### [SET EXERCISE]
Print all entries precisely as they are written.

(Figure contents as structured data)

------------------------------------------------

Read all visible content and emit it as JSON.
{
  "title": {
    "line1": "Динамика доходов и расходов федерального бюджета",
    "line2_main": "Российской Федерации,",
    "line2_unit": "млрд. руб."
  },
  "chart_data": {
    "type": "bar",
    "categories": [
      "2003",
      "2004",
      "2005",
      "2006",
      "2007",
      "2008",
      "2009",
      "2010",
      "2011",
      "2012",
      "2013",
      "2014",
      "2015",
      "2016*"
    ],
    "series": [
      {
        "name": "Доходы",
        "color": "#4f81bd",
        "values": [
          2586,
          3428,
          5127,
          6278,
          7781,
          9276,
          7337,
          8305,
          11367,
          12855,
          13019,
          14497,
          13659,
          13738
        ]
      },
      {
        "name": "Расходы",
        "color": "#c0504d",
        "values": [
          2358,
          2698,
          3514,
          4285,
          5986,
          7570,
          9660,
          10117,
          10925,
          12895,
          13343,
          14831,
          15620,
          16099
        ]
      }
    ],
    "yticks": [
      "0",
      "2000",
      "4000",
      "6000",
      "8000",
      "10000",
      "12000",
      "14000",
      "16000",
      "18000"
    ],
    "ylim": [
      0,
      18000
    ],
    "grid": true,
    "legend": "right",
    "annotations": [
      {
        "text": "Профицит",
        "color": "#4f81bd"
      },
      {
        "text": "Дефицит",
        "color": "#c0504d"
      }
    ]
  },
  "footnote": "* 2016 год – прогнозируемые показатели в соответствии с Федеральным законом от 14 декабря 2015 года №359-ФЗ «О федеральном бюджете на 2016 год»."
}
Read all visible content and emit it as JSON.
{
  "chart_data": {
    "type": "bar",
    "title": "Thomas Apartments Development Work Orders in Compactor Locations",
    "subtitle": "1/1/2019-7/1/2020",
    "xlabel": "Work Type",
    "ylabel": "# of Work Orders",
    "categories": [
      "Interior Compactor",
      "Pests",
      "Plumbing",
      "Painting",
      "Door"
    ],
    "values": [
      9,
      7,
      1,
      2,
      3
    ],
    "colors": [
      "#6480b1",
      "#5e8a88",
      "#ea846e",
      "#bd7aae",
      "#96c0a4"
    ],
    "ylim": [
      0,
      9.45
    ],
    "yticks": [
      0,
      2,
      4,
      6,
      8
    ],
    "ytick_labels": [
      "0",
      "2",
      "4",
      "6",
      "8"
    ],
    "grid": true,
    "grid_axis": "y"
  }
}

------------------------------------------------

### [RESULT]
Read all visible content and emit it as JSON.
{
  "title": {
    "line1": "Динамика доходов и расходов федерального бюджета",
    "line2_main": "Российской Федерации,",
    "line2_unit": "млрд. руб."
  },
  "chart_data": {
    "type": "bar",
    "categories": [
      "2003",
      "2004",
      "2005",
      "2006",
      "2007",
      "2008",
      "2009",
      "2010",
      "2011",
      "2012",
      "2013",
      "2014",
      "2015",
      "2016*"
    ],
    "series": [
      {
        "name": "Доходы",
        "color": "#4f81bd",
        "values": [
          2586,
          3428,
          5127,
          6278,
          7781,
          9276,
          7337,
          8305,
          11367,
          12855,
          13019,
          14497,
          13659,
          13738
        ]
      },
      {
        "name": "Расходы",
        "color": "#c0504d",
        "values": [
          2358,
          2698,
          3514,
          4285,
          5986,
          7570,
          9660,
          10117,
          10925,
          12895,
          13343,
          14831,
          15620,
          16099
        ]
      }
    ],
    "yticks": [
      "0",
      "2000",
      "4000",
      "6000",
      "8000",
      "10000",
      "12000",
      "14000",
      "16000",
      "18000"
    ],
    "ylim": [
      0,
      18000
    ],
    "grid": true,
    "legend": "right",
    "annotations": [
      {
        "text": "Профицит",
        "color": "#4f81bd"
      },
      {
        "text": "Дефицит",
        "color": "#c0504d"
      }
    ]
  },
  "footnote": "* 2016 год – прогнозируемые показатели в соответствии с Федеральным законом от 14 декабря 2015 года №359-ФЗ «О федеральном бюджете на 2016 год»."
}
Read all visible content and emit it as JSON.
{
  "chart_data": {
    "type": "bar",
    "title": "Thomas Apartments Development Work Orders in Compactor Locations",
    "subtitle": "1/1/2019-7/1/2020",
    "xlabel": "Work Type",
    "ylabel": "# of Work Orders",
    "categories": [
      "Interior Compactor",
      "Pests",
      "Plumbing",
      "Painting",
      "Door"
    ],
    "values": [
      9,
      7,
      1,
      2,
      3
    ],
    "colors": [
      "#6480b1",
      "#5e8a88",
      "#ea846e",
      "#bd7aae",
      "#96c0a4"
    ],
    "ylim": [
      0,
      9.45
    ],
    "yticks": [
      0,
      2,
      4,
      6,
      8
    ],
    "ytick_labels": [
      "0",
      "2",
      "4",
      "6",
      "8"
    ],
    "grid": true,
    "grid_axis": "y"
  }
}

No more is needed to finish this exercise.